WORK TO BE COMPLETED: Quote, verbatim, all material below, without pictures.

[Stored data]

• • •

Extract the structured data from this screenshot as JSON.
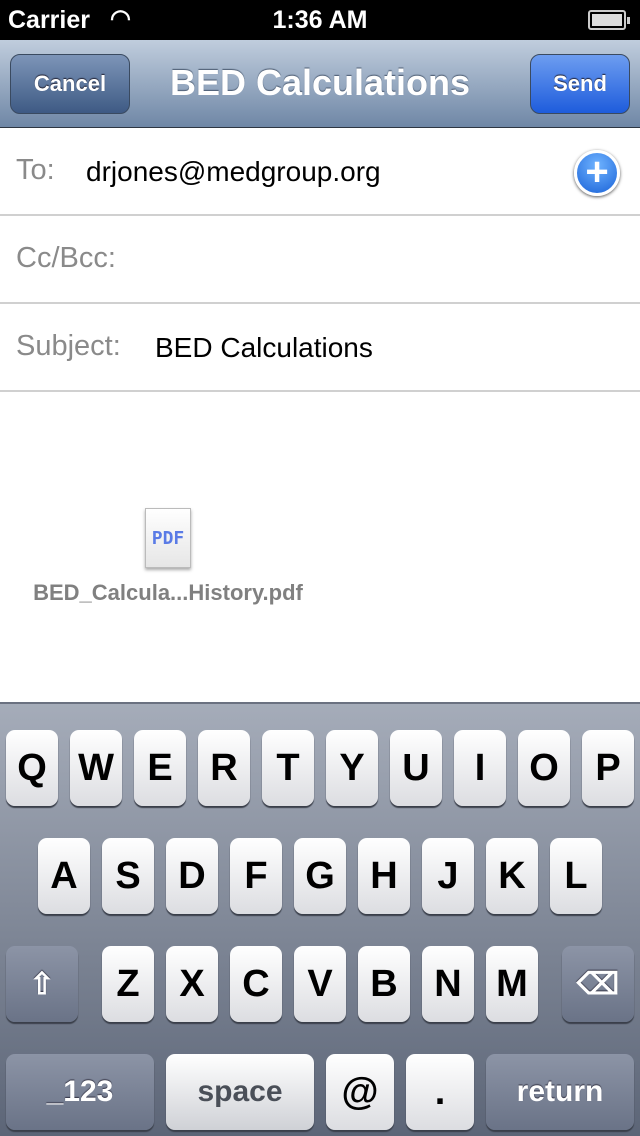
{
  "status": {
    "carrier": "Carrier",
    "time": "1:36 AM"
  },
  "nav": {
    "title": "BED Calculations",
    "cancel": "Cancel",
    "send": "Send"
  },
  "fields": {
    "to_label": "To:",
    "to_value": "drjones@medgroup.org",
    "cc_label": "Cc/Bcc:",
    "subject_label": "Subject:",
    "subject_value": "BED Calculations"
  },
  "attachment": {
    "icon_text": "PDF",
    "filename": "BED_Calcula...History.pdf"
  },
  "keyboard": {
    "row1": [
      "Q",
      "W",
      "E",
      "R",
      "T",
      "Y",
      "U",
      "I",
      "O",
      "P"
    ],
    "row2": [
      "A",
      "S",
      "D",
      "F",
      "G",
      "H",
      "J",
      "K",
      "L"
    ],
    "row3": [
      "Z",
      "X",
      "C",
      "V",
      "B",
      "N",
      "M"
    ],
    "numbers": "_123",
    "space": "space",
    "at": "@",
    "dot": ".",
    "return": "return"
  }
}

• • •

WRITTEN SOLUTION:
Extract the structured data from this screenshot as JSON.
{
  "status": {
    "carrier": "Carrier",
    "time": "1:36 AM"
  },
  "nav": {
    "title": "BED Calculations",
    "cancel": "Cancel",
    "send": "Send"
  },
  "fields": {
    "to_label": "To:",
    "to_value": "drjones@medgroup.org",
    "cc_label": "Cc/Bcc:",
    "subject_label": "Subject:",
    "subject_value": "BED Calculations"
  },
  "attachment": {
    "icon_text": "PDF",
    "filename": "BED_Calcula...History.pdf"
  },
  "keyboard": {
    "row1": [
      "Q",
      "W",
      "E",
      "R",
      "T",
      "Y",
      "U",
      "I",
      "O",
      "P"
    ],
    "row2": [
      "A",
      "S",
      "D",
      "F",
      "G",
      "H",
      "J",
      "K",
      "L"
    ],
    "row3": [
      "Z",
      "X",
      "C",
      "V",
      "B",
      "N",
      "M"
    ],
    "numbers": "_123",
    "space": "space",
    "at": "@",
    "dot": ".",
    "return": "return"
  }
}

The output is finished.